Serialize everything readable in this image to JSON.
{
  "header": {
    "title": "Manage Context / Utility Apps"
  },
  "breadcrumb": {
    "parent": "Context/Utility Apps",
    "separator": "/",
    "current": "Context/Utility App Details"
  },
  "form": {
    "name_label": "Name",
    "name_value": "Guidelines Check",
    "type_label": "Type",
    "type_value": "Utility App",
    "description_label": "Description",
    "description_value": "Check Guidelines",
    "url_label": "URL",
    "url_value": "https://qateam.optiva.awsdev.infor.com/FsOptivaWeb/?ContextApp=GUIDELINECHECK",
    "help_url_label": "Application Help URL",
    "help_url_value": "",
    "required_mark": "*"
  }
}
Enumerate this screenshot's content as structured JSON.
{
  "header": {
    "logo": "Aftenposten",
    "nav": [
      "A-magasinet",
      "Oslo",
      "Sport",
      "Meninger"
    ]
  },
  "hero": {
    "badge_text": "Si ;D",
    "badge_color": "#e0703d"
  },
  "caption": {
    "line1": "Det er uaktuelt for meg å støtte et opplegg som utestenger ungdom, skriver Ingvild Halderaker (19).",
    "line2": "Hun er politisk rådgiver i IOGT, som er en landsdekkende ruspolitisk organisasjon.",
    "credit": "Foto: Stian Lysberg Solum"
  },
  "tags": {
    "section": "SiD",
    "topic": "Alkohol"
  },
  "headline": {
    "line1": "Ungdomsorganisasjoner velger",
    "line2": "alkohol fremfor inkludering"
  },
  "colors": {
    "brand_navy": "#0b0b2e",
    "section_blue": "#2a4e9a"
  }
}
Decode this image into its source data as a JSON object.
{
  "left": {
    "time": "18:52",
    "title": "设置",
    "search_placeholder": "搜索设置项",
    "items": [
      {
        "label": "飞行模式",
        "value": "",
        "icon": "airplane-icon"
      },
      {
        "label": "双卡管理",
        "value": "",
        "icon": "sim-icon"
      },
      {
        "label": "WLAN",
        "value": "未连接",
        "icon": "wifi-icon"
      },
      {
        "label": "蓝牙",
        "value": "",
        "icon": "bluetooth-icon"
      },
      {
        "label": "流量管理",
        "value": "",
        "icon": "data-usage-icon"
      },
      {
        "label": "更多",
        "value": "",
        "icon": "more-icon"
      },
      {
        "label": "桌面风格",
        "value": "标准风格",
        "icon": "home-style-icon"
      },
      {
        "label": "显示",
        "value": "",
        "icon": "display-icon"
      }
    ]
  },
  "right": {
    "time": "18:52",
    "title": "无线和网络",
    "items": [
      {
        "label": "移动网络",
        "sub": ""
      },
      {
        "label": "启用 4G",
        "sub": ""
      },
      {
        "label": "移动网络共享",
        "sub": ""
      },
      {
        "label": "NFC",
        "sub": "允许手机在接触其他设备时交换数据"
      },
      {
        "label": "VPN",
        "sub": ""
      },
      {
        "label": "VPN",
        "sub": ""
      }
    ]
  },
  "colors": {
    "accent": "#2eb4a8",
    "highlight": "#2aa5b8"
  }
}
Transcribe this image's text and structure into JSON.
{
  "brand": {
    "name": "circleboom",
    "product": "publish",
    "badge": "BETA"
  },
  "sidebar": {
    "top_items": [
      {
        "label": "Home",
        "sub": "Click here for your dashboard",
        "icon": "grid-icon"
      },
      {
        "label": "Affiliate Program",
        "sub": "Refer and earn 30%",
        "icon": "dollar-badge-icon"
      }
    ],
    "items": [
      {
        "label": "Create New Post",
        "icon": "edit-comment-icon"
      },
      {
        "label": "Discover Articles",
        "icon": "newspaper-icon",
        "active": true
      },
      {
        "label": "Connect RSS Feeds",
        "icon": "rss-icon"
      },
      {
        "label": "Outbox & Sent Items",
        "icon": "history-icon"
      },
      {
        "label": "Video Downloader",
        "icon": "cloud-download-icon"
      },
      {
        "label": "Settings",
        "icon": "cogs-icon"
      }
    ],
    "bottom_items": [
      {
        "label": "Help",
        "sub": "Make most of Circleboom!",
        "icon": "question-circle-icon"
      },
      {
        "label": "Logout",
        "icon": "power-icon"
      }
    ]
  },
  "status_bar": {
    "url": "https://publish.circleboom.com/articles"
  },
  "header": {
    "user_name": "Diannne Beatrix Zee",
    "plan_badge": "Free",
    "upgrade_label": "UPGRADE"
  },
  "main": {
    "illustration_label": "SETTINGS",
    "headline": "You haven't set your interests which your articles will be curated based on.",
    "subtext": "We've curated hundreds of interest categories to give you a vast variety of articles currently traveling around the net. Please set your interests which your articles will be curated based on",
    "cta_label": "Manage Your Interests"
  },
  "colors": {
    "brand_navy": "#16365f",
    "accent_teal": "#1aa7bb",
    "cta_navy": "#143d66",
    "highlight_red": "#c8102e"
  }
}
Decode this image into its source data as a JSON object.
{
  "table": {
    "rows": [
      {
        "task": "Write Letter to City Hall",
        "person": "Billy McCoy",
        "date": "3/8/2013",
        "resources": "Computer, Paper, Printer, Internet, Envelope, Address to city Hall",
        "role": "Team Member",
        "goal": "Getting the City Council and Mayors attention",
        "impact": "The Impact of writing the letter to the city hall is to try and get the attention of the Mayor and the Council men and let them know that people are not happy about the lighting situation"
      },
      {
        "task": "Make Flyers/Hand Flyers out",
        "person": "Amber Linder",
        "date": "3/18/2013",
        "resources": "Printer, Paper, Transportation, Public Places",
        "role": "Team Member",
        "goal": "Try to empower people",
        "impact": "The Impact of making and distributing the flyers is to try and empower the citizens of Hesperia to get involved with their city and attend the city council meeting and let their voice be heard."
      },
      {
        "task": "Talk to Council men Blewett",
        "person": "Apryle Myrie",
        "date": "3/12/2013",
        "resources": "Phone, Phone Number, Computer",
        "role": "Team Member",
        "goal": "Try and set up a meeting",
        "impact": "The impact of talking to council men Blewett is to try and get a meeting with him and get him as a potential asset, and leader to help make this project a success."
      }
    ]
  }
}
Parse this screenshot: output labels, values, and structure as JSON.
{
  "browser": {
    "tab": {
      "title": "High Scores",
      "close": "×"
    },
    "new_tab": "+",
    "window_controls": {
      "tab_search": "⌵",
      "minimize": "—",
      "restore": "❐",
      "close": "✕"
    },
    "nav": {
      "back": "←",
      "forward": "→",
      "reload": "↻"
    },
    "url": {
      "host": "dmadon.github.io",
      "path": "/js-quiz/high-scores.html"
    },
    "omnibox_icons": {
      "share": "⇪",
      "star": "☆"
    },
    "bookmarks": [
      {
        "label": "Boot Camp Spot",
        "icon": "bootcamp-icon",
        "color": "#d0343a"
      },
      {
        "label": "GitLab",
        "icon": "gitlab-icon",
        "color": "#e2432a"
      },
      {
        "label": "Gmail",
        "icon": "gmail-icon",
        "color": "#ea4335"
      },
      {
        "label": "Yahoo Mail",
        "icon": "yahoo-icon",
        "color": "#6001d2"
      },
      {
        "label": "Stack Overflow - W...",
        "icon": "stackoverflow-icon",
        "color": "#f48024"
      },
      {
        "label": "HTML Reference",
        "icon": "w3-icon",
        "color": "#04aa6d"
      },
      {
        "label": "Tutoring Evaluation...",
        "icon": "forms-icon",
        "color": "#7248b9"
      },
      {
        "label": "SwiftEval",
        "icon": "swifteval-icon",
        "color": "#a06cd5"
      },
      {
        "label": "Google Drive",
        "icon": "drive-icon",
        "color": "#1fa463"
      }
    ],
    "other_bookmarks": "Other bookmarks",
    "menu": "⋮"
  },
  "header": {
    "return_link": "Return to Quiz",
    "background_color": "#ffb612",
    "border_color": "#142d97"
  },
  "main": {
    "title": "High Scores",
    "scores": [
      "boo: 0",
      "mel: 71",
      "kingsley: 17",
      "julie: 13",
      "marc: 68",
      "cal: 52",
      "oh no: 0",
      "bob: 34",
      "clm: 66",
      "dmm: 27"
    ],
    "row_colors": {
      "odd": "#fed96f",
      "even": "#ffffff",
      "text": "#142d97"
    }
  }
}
──────────────────────────────
Aim: Identify and extract each line of the listing that contains "Printer".

Answer for this exercise:
        "resources": "Computer, Paper, Printer, Internet, Envelope, Address to city Hall",
        "resources": "Printer, Paper, Transportation, Public Places",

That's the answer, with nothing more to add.